Begin Input for this task

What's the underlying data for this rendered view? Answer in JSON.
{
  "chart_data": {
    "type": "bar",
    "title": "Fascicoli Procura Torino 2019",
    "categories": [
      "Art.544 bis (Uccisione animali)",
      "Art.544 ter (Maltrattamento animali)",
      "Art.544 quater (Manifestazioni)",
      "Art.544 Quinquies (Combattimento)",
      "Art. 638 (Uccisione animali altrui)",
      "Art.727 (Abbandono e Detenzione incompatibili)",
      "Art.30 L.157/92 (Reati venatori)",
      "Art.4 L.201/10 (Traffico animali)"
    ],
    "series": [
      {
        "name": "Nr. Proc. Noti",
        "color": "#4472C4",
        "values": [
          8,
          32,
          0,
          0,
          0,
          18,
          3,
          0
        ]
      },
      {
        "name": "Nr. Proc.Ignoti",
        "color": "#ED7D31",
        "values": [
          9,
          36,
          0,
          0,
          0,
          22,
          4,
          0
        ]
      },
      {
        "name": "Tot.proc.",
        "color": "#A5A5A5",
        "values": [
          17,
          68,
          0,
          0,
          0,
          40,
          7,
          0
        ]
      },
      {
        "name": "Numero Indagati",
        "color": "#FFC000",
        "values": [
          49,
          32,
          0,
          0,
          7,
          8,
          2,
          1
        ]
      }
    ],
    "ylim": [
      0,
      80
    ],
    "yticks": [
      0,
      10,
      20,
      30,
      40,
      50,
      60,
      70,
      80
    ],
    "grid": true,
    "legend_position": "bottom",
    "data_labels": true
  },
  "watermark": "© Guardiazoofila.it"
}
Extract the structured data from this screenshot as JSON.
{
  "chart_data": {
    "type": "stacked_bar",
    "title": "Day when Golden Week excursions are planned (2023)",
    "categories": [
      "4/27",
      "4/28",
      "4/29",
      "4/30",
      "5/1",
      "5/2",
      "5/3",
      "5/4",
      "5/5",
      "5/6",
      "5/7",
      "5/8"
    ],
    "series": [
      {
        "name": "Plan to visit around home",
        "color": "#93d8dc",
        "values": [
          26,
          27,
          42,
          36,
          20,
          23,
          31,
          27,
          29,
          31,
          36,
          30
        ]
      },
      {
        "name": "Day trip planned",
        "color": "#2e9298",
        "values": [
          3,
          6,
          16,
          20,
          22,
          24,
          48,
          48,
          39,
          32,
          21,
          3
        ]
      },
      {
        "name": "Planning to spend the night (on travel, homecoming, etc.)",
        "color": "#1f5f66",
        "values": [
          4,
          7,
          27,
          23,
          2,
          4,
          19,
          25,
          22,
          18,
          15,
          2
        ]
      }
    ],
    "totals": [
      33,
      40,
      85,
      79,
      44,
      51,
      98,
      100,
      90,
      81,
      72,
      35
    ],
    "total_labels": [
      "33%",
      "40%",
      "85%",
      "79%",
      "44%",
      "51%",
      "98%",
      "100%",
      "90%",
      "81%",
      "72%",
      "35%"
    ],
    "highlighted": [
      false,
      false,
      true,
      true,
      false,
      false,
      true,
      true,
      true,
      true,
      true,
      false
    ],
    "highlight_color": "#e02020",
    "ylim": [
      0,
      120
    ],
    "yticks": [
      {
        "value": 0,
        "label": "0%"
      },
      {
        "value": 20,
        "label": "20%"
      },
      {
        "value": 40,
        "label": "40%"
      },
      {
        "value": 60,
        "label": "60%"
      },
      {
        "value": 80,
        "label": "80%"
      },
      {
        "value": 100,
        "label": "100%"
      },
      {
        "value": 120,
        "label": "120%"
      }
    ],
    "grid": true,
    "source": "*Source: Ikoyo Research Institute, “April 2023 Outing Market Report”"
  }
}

End Input for this task

■ What you are asked to do
Reproduce the full listing above, character for character.

■ Right answer
What's the underlying data for this rendered view? Answer in JSON.
{
  "chart_data": {
    "type": "bar",
    "title": "Fascicoli Procura Torino 2019",
    "categories": [
      "Art.544 bis (Uccisione animali)",
      "Art.544 ter (Maltrattamento animali)",
      "Art.544 quater (Manifestazioni)",
      "Art.544 Quinquies (Combattimento)",
      "Art. 638 (Uccisione animali altrui)",
      "Art.727 (Abbandono e Detenzione incompatibili)",
      "Art.30 L.157/92 (Reati venatori)",
      "Art.4 L.201/10 (Traffico animali)"
    ],
    "series": [
      {
        "name": "Nr. Proc. Noti",
        "color": "#4472C4",
        "values": [
          8,
          32,
          0,
          0,
          0,
          18,
          3,
          0
        ]
      },
      {
        "name": "Nr. Proc.Ignoti",
        "color": "#ED7D31",
        "values": [
          9,
          36,
          0,
          0,
          0,
          22,
          4,
          0
        ]
      },
      {
        "name": "Tot.proc.",
        "color": "#A5A5A5",
        "values": [
          17,
          68,
          0,
          0,
          0,
          40,
          7,
          0
        ]
      },
      {
        "name": "Numero Indagati",
        "color": "#FFC000",
        "values": [
          49,
          32,
          0,
          0,
          7,
          8,
          2,
          1
        ]
      }
    ],
    "ylim": [
      0,
      80
    ],
    "yticks": [
      0,
      10,
      20,
      30,
      40,
      50,
      60,
      70,
      80
    ],
    "grid": true,
    "legend_position": "bottom",
    "data_labels": true
  },
  "watermark": "© Guardiazoofila.it"
}
Extract the structured data from this screenshot as JSON.
{
  "chart_data": {
    "type": "stacked_bar",
    "title": "Day when Golden Week excursions are planned (2023)",
    "categories": [
      "4/27",
      "4/28",
      "4/29",
      "4/30",
      "5/1",
      "5/2",
      "5/3",
      "5/4",
      "5/5",
      "5/6",
      "5/7",
      "5/8"
    ],
    "series": [
      {
        "name": "Plan to visit around home",
        "color": "#93d8dc",
        "values": [
          26,
          27,
          42,
          36,
          20,
          23,
          31,
          27,
          29,
          31,
          36,
          30
        ]
      },
      {
        "name": "Day trip planned",
        "color": "#2e9298",
        "values": [
          3,
          6,
          16,
          20,
          22,
          24,
          48,
          48,
          39,
          32,
          21,
          3
        ]
      },
      {
        "name": "Planning to spend the night (on travel, homecoming, etc.)",
        "color": "#1f5f66",
        "values": [
          4,
          7,
          27,
          23,
          2,
          4,
          19,
          25,
          22,
          18,
          15,
          2
        ]
      }
    ],
    "totals": [
      33,
      40,
      85,
      79,
      44,
      51,
      98,
      100,
      90,
      81,
      72,
      35
    ],
    "total_labels": [
      "33%",
      "40%",
      "85%",
      "79%",
      "44%",
      "51%",
      "98%",
      "100%",
      "90%",
      "81%",
      "72%",
      "35%"
    ],
    "highlighted": [
      false,
      false,
      true,
      true,
      false,
      false,
      true,
      true,
      true,
      true,
      true,
      false
    ],
    "highlight_color": "#e02020",
    "ylim": [
      0,
      120
    ],
    "yticks": [
      {
        "value": 0,
        "label": "0%"
      },
      {
        "value": 20,
        "label": "20%"
      },
      {
        "value": 40,
        "label": "40%"
      },
      {
        "value": 60,
        "label": "60%"
      },
      {
        "value": 80,
        "label": "80%"
      },
      {
        "value": 100,
        "label": "100%"
      },
      {
        "value": 120,
        "label": "120%"
      }
    ],
    "grid": true,
    "source": "*Source: Ikoyo Research Institute, “April 2023 Outing Market Report”"
  }
}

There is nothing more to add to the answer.